## Supplied data
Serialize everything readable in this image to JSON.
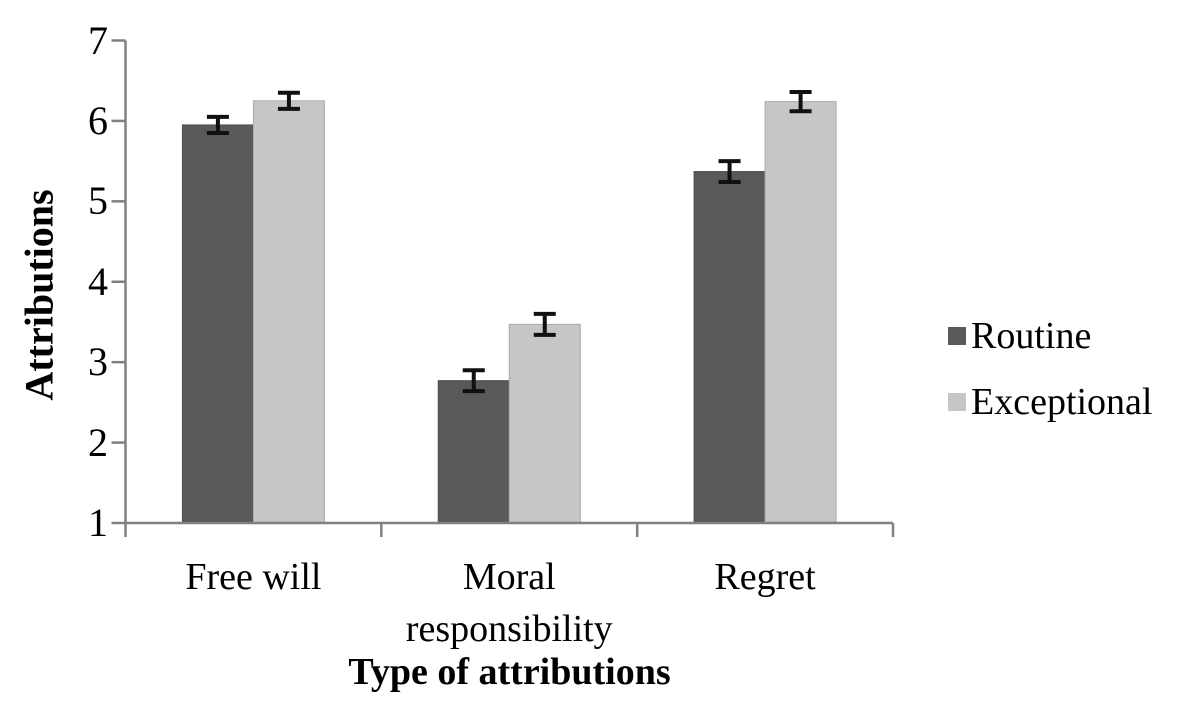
{
  "chart_data": {
    "type": "bar",
    "title": "",
    "xlabel": "Type of attributions",
    "ylabel": "Attributions",
    "categories": [
      "Free will",
      "Moral responsibility",
      "Regret"
    ],
    "series": [
      {
        "name": "Routine",
        "color": "#595959",
        "edge_color": "#4d4d4d",
        "values": [
          5.95,
          2.77,
          5.37
        ],
        "errors": [
          0.1,
          0.13,
          0.13
        ]
      },
      {
        "name": "Exceptional",
        "color": "#c6c6c6",
        "edge_color": "#a9a9a9",
        "values": [
          6.25,
          3.47,
          6.24
        ],
        "errors": [
          0.1,
          0.13,
          0.12
        ]
      }
    ],
    "ylim": [
      1,
      7
    ],
    "yticks": [
      1,
      2,
      3,
      4,
      5,
      6,
      7
    ],
    "grid": false,
    "legend_position": "right",
    "axis_color": "#808080",
    "error_bar_color": "#111111"
  }
}
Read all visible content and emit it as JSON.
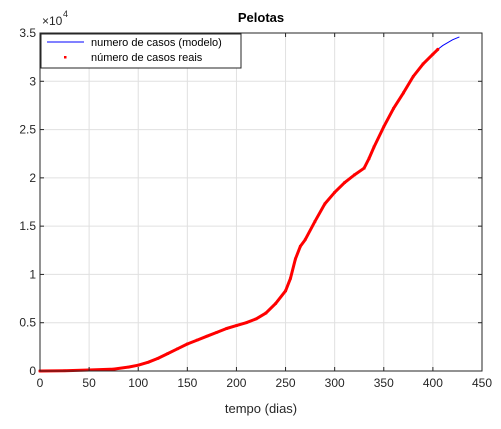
{
  "chart_data": {
    "type": "line",
    "title": "Pelotas",
    "xlabel": "tempo (dias)",
    "ylabel": "",
    "y_exponent_label": "×10",
    "y_exponent_power": "4",
    "xlim": [
      0,
      450
    ],
    "ylim": [
      0,
      35000
    ],
    "grid": true,
    "legend_position": "top-left",
    "x_ticks": [
      0,
      50,
      100,
      150,
      200,
      250,
      300,
      350,
      400,
      450
    ],
    "x_tick_labels": [
      "0",
      "50",
      "100",
      "150",
      "200",
      "250",
      "300",
      "350",
      "400",
      "450"
    ],
    "y_ticks": [
      0,
      5000,
      10000,
      15000,
      20000,
      25000,
      30000,
      35000
    ],
    "y_tick_labels": [
      "0",
      "0.5",
      "1",
      "1.5",
      "2",
      "2.5",
      "3",
      "3.5"
    ],
    "series": [
      {
        "name": "numero de casos (modelo)",
        "style": "line",
        "color": "#0000ff",
        "x": [
          0,
          25,
          50,
          75,
          90,
          100,
          110,
          120,
          130,
          140,
          150,
          160,
          170,
          180,
          190,
          200,
          210,
          220,
          230,
          240,
          250,
          255,
          260,
          265,
          270,
          280,
          290,
          300,
          310,
          320,
          330,
          335,
          340,
          350,
          360,
          370,
          380,
          390,
          400,
          405,
          410,
          415,
          420,
          427
        ],
        "y": [
          0,
          30,
          100,
          200,
          400,
          600,
          900,
          1300,
          1800,
          2300,
          2800,
          3200,
          3600,
          4000,
          4400,
          4700,
          5000,
          5400,
          6000,
          7000,
          8300,
          9600,
          11600,
          12900,
          13600,
          15500,
          17300,
          18500,
          19500,
          20300,
          21000,
          22000,
          23200,
          25300,
          27200,
          28800,
          30500,
          31800,
          32800,
          33300,
          33700,
          34000,
          34300,
          34600
        ]
      },
      {
        "name": "número de casos reais",
        "style": "markers",
        "color": "#ff0000",
        "x": [
          0,
          25,
          50,
          75,
          90,
          100,
          110,
          120,
          130,
          140,
          150,
          160,
          170,
          180,
          190,
          200,
          210,
          220,
          230,
          240,
          250,
          255,
          260,
          265,
          270,
          280,
          290,
          300,
          310,
          320,
          330,
          335,
          340,
          350,
          360,
          370,
          380,
          390,
          400,
          405
        ],
        "y": [
          0,
          30,
          100,
          200,
          400,
          600,
          900,
          1300,
          1800,
          2300,
          2800,
          3200,
          3600,
          4000,
          4400,
          4700,
          5000,
          5400,
          6000,
          7000,
          8300,
          9600,
          11600,
          12900,
          13600,
          15500,
          17300,
          18500,
          19500,
          20300,
          21000,
          22000,
          23200,
          25300,
          27200,
          28800,
          30500,
          31800,
          32800,
          33300
        ]
      }
    ]
  }
}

## Work to be completed
Leave out the pictures and print each record exactly as it stands.

## Solution for this task
Serialize everything readable in this image to JSON.
{
  "chart_data": {
    "type": "bar",
    "title": "",
    "xlabel": "Type of attributions",
    "ylabel": "Attributions",
    "categories": [
      "Free will",
      "Moral responsibility",
      "Regret"
    ],
    "series": [
      {
        "name": "Routine",
        "color": "#595959",
        "edge_color": "#4d4d4d",
        "values": [
          5.95,
          2.77,
          5.37
        ],
        "errors": [
          0.1,
          0.13,
          0.13
        ]
      },
      {
        "name": "Exceptional",
        "color": "#c6c6c6",
        "edge_color": "#a9a9a9",
        "values": [
          6.25,
          3.47,
          6.24
        ],
        "errors": [
          0.1,
          0.13,
          0.12
        ]
      }
    ],
    "ylim": [
      1,
      7
    ],
    "yticks": [
      1,
      2,
      3,
      4,
      5,
      6,
      7
    ],
    "grid": false,
    "legend_position": "right",
    "axis_color": "#808080",
    "error_bar_color": "#111111"
  }
}
Read all visible content and emit it as JSON.
{
  "chart_data": {
    "type": "line",
    "title": "Pelotas",
    "xlabel": "tempo (dias)",
    "ylabel": "",
    "y_exponent_label": "×10",
    "y_exponent_power": "4",
    "xlim": [
      0,
      450
    ],
    "ylim": [
      0,
      35000
    ],
    "grid": true,
    "legend_position": "top-left",
    "x_ticks": [
      0,
      50,
      100,
      150,
      200,
      250,
      300,
      350,
      400,
      450
    ],
    "x_tick_labels": [
      "0",
      "50",
      "100",
      "150",
      "200",
      "250",
      "300",
      "350",
      "400",
      "450"
    ],
    "y_ticks": [
      0,
      5000,
      10000,
      15000,
      20000,
      25000,
      30000,
      35000
    ],
    "y_tick_labels": [
      "0",
      "0.5",
      "1",
      "1.5",
      "2",
      "2.5",
      "3",
      "3.5"
    ],
    "series": [
      {
        "name": "numero de casos (modelo)",
        "style": "line",
        "color": "#0000ff",
        "x": [
          0,
          25,
          50,
          75,
          90,
          100,
          110,
          120,
          130,
          140,
          150,
          160,
          170,
          180,
          190,
          200,
          210,
          220,
          230,
          240,
          250,
          255,
          260,
          265,
          270,
          280,
          290,
          300,
          310,
          320,
          330,
          335,
          340,
          350,
          360,
          370,
          380,
          390,
          400,
          405,
          410,
          415,
          420,
          427
        ],
        "y": [
          0,
          30,
          100,
          200,
          400,
          600,
          900,
          1300,
          1800,
          2300,
          2800,
          3200,
          3600,
          4000,
          4400,
          4700,
          5000,
          5400,
          6000,
          7000,
          8300,
          9600,
          11600,
          12900,
          13600,
          15500,
          17300,
          18500,
          19500,
          20300,
          21000,
          22000,
          23200,
          25300,
          27200,
          28800,
          30500,
          31800,
          32800,
          33300,
          33700,
          34000,
          34300,
          34600
        ]
      },
      {
        "name": "número de casos reais",
        "style": "markers",
        "color": "#ff0000",
        "x": [
          0,
          25,
          50,
          75,
          90,
          100,
          110,
          120,
          130,
          140,
          150,
          160,
          170,
          180,
          190,
          200,
          210,
          220,
          230,
          240,
          250,
          255,
          260,
          265,
          270,
          280,
          290,
          300,
          310,
          320,
          330,
          335,
          340,
          350,
          360,
          370,
          380,
          390,
          400,
          405
        ],
        "y": [
          0,
          30,
          100,
          200,
          400,
          600,
          900,
          1300,
          1800,
          2300,
          2800,
          3200,
          3600,
          4000,
          4400,
          4700,
          5000,
          5400,
          6000,
          7000,
          8300,
          9600,
          11600,
          12900,
          13600,
          15500,
          17300,
          18500,
          19500,
          20300,
          21000,
          22000,
          23200,
          25300,
          27200,
          28800,
          30500,
          31800,
          32800,
          33300
        ]
      }
    ]
  }
}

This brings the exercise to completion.